- [Aim of the exercise]: Extract every line that contains the word "this".

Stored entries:
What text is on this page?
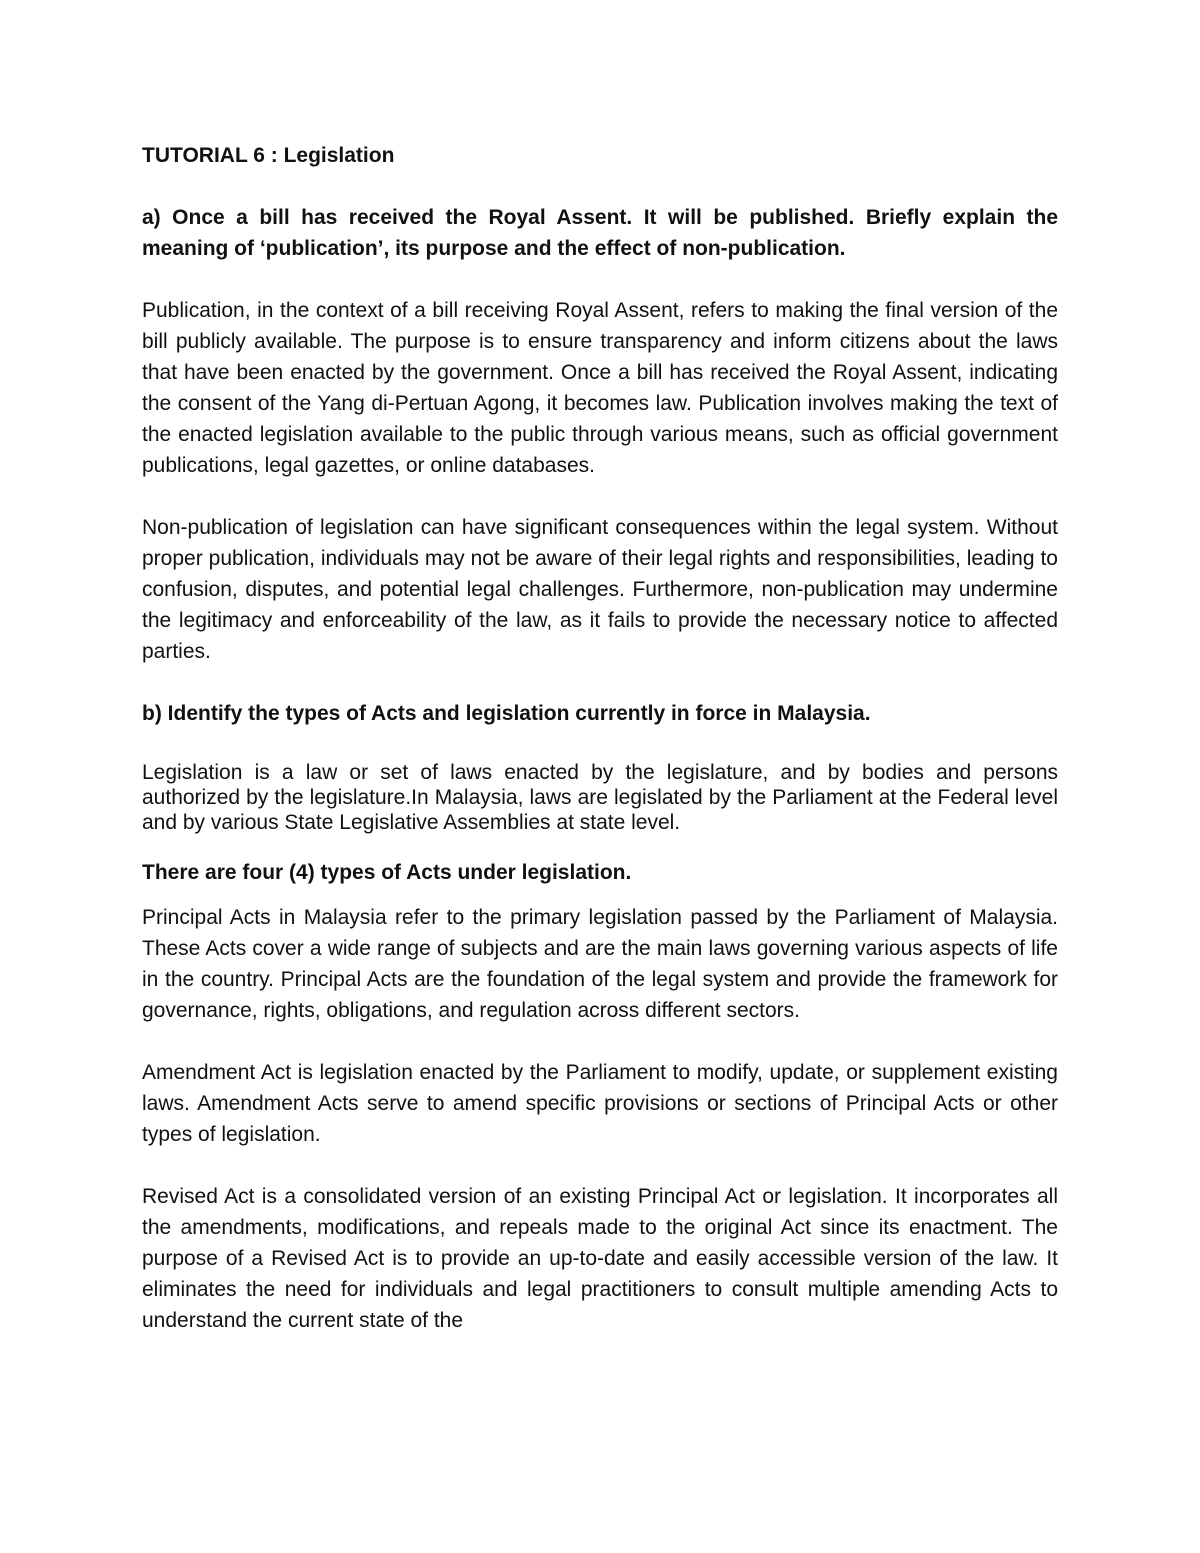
TUTORIAL 6 : Legislation
a) Once a bill has received the Royal Assent. It will be published. Briefly explain the meaning of ‘publication’, its purpose and the effect of non-publication.
Publication, in the context of a bill receiving Royal Assent, refers to making the final version of the bill publicly available. The purpose is to ensure transparency and inform citizens about the laws that have been enacted by the government. Once a bill has received the Royal Assent, indicating the consent of the Yang di-Pertuan Agong, it becomes law. Publication involves making the text of the enacted legislation available to the public through various means, such as official government publications, legal gazettes, or online databases.
Non-publication of legislation can have significant consequences within the legal system. Without proper publication, individuals may not be aware of their legal rights and responsibilities, leading to confusion, disputes, and potential legal challenges. Furthermore, non-publication may undermine the legitimacy and enforceability of the law, as it fails to provide the necessary notice to affected parties.
b) Identify the types of Acts and legislation currently in force in Malaysia.
Legislation is a law or set of laws enacted by the legislature, and by bodies and persons authorized by the legislature.In Malaysia, laws are legislated by the Parliament at the Federal level and by various State Legislative Assemblies at state level.
There are four (4) types of Acts under legislation.
Principal Acts in Malaysia refer to the primary legislation passed by the Parliament of Malaysia. These Acts cover a wide range of subjects and are the main laws governing various aspects of life in the country. Principal Acts are the foundation of the legal system and provide the framework for governance, rights, obligations, and regulation across different sectors.
Amendment Act is legislation enacted by the Parliament to modify, update, or supplement existing laws. Amendment Acts serve to amend specific provisions or sections of Principal Acts or other types of legislation.
Revised Act is a consolidated version of an existing Principal Act or legislation. It incorporates all the amendments, modifications, and repeals made to the original Act since its enactment. The purpose of a Revised Act is to provide an up-to-date and easily accessible version of the law. It eliminates the need for individuals and legal practitioners to consult multiple amending Acts to understand the current state of the
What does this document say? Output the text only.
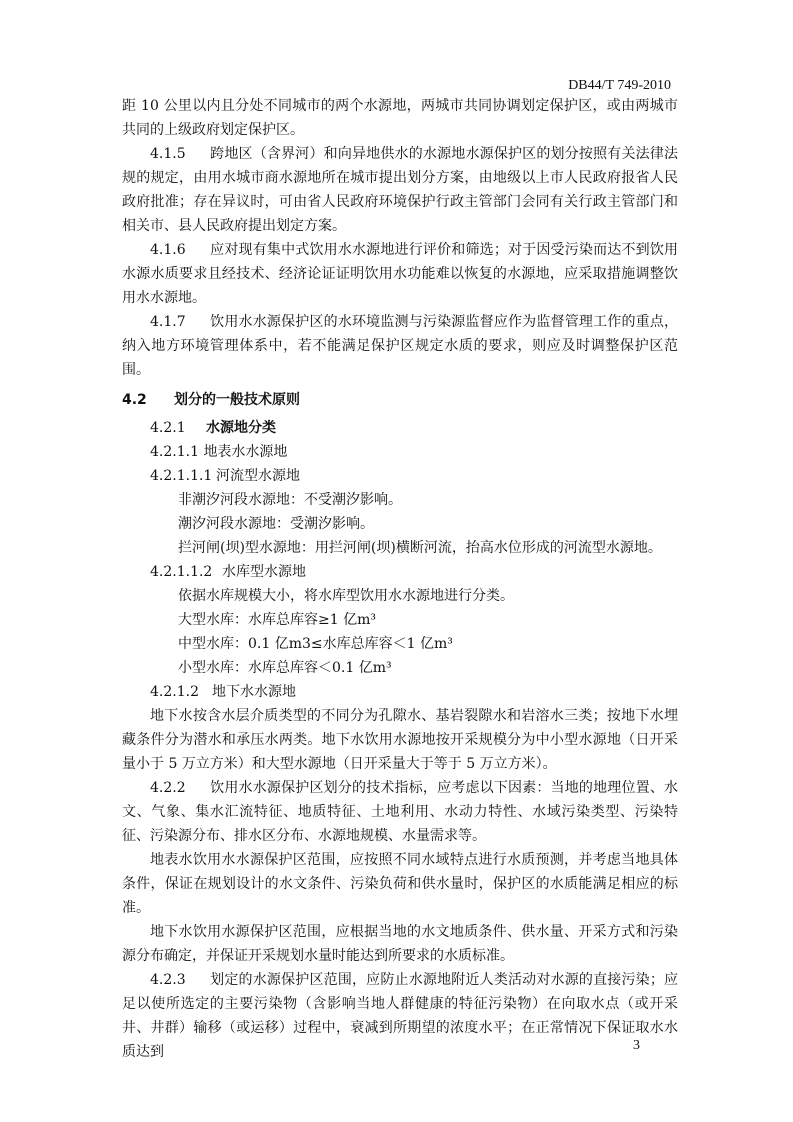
DB44/T 749-2010

距 10 公里以内且分处不同城市的两个水源地，两城市共同协调划定保护区，或由两城市共同的上级政府划定保护区。

4.1.5 跨地区（含界河）和向异地供水的水源地水源保护区的划分按照有关法律法规的规定，由用水城市商水源地所在城市提出划分方案，由地级以上市人民政府报省人民政府批准；存在异议时，可由省人民政府环境保护行政主管部门会同有关行政主管部门和相关市、县人民政府提出划定方案。

4.1.6 应对现有集中式饮用水水源地进行评价和筛选；对于因受污染而达不到饮用水源水质要求且经技术、经济论证证明饮用水功能难以恢复的水源地，应采取措施调整饮用水水源地。

4.1.7 饮用水水源保护区的水环境监测与污染源监督应作为监督管理工作的重点，纳入地方环境管理体系中，若不能满足保护区规定水质的要求，则应及时调整保护区范围。

4.2 划分的一般技术原则

4.2.1 水源地分类

4.2.1.1 地表水水源地

4.2.1.1.1 河流型水源地

非潮汐河段水源地：不受潮汐影响。

潮汐河段水源地：受潮汐影响。

拦河闸(坝)型水源地：用拦河闸(坝)横断河流，抬高水位形成的河流型水源地。

4.2.1.1.2 水库型水源地

依据水库规模大小，将水库型饮用水水源地进行分类。

大型水库：水库总库容≥1 亿m³

中型水库：0.1 亿m3≤水库总库容＜1 亿m³

小型水库：水库总库容＜0.1 亿m³

4.2.1.2 地下水水源地

地下水按含水层介质类型的不同分为孔隙水、基岩裂隙水和岩溶水三类；按地下水埋藏条件分为潜水和承压水两类。地下水饮用水源地按开采规模分为中小型水源地（日开采量小于 5 万立方米）和大型水源地（日开采量大于等于 5 万立方米）。

4.2.2 饮用水水源保护区划分的技术指标，应考虑以下因素：当地的地理位置、水文、气象、集水汇流特征、地质特征、土地利用、水动力特性、水域污染类型、污染特征、污染源分布、排水区分布、水源地规模、水量需求等。

地表水饮用水水源保护区范围，应按照不同水域特点进行水质预测，并考虑当地具体条件，保证在规划设计的水文条件、污染负荷和供水量时，保护区的水质能满足相应的标准。

地下水饮用水源保护区范围，应根据当地的水文地质条件、供水量、开采方式和污染源分布确定，并保证开采规划水量时能达到所要求的水质标准。

4.2.3 划定的水源保护区范围，应防止水源地附近人类活动对水源的直接污染；应足以使所选定的主要污染物（含影响当地人群健康的特征污染物）在向取水点（或开采井、井群）输移（或运移）过程中，衰减到所期望的浓度水平；在正常情况下保证取水水质达到	3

- [The completed task]:
What text is on this page?
What does this document say? Output the text only.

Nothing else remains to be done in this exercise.